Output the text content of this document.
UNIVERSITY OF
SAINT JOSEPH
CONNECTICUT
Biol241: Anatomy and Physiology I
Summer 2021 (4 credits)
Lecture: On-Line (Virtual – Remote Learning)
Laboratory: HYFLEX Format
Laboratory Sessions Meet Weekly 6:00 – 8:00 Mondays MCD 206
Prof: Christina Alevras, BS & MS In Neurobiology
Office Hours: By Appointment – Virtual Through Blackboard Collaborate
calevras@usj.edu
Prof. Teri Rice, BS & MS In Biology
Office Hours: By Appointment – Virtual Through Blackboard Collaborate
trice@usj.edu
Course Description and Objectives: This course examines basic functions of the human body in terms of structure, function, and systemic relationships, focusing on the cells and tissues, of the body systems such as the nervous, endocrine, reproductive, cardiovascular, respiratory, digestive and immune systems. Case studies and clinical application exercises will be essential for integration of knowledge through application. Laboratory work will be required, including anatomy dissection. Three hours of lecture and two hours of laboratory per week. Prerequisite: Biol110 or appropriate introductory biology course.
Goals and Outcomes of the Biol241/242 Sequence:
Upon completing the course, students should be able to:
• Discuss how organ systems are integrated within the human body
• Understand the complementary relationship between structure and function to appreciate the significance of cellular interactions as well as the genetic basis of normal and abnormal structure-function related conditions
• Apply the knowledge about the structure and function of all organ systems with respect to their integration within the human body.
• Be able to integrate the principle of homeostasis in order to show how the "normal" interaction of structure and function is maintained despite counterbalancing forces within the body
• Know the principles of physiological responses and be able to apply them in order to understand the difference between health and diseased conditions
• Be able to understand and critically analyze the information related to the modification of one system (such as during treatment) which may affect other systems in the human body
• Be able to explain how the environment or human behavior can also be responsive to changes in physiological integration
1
==================================================
**Work request**: Your response must consist of the entries, reproduced exactly.

**Exercise output**:
Output the text content of this document.
UNIVERSITY OF
SAINT JOSEPH
CONNECTICUT
Biol241: Anatomy and Physiology I
Summer 2021 (4 credits)
Lecture: On-Line (Virtual – Remote Learning)
Laboratory: HYFLEX Format
Laboratory Sessions Meet Weekly 6:00 – 8:00 Mondays MCD 206
Prof: Christina Alevras, BS & MS In Neurobiology
Office Hours: By Appointment – Virtual Through Blackboard Collaborate
calevras@usj.edu
Prof. Teri Rice, BS & MS In Biology
Office Hours: By Appointment – Virtual Through Blackboard Collaborate
trice@usj.edu
Course Description and Objectives: This course examines basic functions of the human body in terms of structure, function, and systemic relationships, focusing on the cells and tissues, of the body systems such as the nervous, endocrine, reproductive, cardiovascular, respiratory, digestive and immune systems. Case studies and clinical application exercises will be essential for integration of knowledge through application. Laboratory work will be required, including anatomy dissection. Three hours of lecture and two hours of laboratory per week. Prerequisite: Biol110 or appropriate introductory biology course.
Goals and Outcomes of the Biol241/242 Sequence:
Upon completing the course, students should be able to:
• Discuss how organ systems are integrated within the human body
• Understand the complementary relationship between structure and function to appreciate the significance of cellular interactions as well as the genetic basis of normal and abnormal structure-function related conditions
• Apply the knowledge about the structure and function of all organ systems with respect to their integration within the human body.
• Be able to integrate the principle of homeostasis in order to show how the "normal" interaction of structure and function is maintained despite counterbalancing forces within the body
• Know the principles of physiological responses and be able to apply them in order to understand the difference between health and diseased conditions
• Be able to understand and critically analyze the information related to the modification of one system (such as during treatment) which may affect other systems in the human body
• Be able to explain how the environment or human behavior can also be responsive to changes in physiological integration
1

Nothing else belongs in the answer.